Write the records out again, precisely as they stand.
====================
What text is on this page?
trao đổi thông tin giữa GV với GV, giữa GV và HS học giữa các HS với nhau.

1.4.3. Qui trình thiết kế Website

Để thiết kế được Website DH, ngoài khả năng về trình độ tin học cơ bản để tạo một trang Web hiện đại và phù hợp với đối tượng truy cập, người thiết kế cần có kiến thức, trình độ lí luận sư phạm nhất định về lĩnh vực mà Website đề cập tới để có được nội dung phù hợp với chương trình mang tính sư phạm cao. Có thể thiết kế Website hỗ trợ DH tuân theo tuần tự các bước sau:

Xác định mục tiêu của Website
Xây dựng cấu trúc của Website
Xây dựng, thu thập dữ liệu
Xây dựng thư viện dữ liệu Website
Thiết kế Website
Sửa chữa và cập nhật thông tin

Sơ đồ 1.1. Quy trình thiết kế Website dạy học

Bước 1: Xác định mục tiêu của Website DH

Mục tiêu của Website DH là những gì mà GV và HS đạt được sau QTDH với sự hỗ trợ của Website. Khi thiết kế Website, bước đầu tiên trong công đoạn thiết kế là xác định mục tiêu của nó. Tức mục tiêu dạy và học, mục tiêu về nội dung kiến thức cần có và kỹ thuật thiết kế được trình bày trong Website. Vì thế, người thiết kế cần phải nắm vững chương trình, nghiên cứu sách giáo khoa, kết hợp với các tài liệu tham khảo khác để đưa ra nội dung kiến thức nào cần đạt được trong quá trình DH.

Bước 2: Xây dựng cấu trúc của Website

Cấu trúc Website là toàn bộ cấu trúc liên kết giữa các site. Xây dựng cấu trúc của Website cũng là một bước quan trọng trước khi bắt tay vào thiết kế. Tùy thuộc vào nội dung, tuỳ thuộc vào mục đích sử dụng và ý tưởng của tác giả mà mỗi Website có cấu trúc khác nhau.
====================
FINAL RESULT:
What text is on this page?
trao đổi thông tin giữa GV với GV, giữa GV và HS học giữa các HS với nhau.

1.4.3. Qui trình thiết kế Website

Để thiết kế được Website DH, ngoài khả năng về trình độ tin học cơ bản để tạo một trang Web hiện đại và phù hợp với đối tượng truy cập, người thiết kế cần có kiến thức, trình độ lí luận sư phạm nhất định về lĩnh vực mà Website đề cập tới để có được nội dung phù hợp với chương trình mang tính sư phạm cao. Có thể thiết kế Website hỗ trợ DH tuân theo tuần tự các bước sau:

Xác định mục tiêu của Website
Xây dựng cấu trúc của Website
Xây dựng, thu thập dữ liệu
Xây dựng thư viện dữ liệu Website
Thiết kế Website
Sửa chữa và cập nhật thông tin

Sơ đồ 1.1. Quy trình thiết kế Website dạy học

Bước 1: Xác định mục tiêu của Website DH

Mục tiêu của Website DH là những gì mà GV và HS đạt được sau QTDH với sự hỗ trợ của Website. Khi thiết kế Website, bước đầu tiên trong công đoạn thiết kế là xác định mục tiêu của nó. Tức mục tiêu dạy và học, mục tiêu về nội dung kiến thức cần có và kỹ thuật thiết kế được trình bày trong Website. Vì thế, người thiết kế cần phải nắm vững chương trình, nghiên cứu sách giáo khoa, kết hợp với các tài liệu tham khảo khác để đưa ra nội dung kiến thức nào cần đạt được trong quá trình DH.

Bước 2: Xây dựng cấu trúc của Website

Cấu trúc Website là toàn bộ cấu trúc liên kết giữa các site. Xây dựng cấu trúc của Website cũng là một bước quan trọng trước khi bắt tay vào thiết kế. Tùy thuộc vào nội dung, tuỳ thuộc vào mục đích sử dụng và ý tưởng của tác giả mà mỗi Website có cấu trúc khác nhau.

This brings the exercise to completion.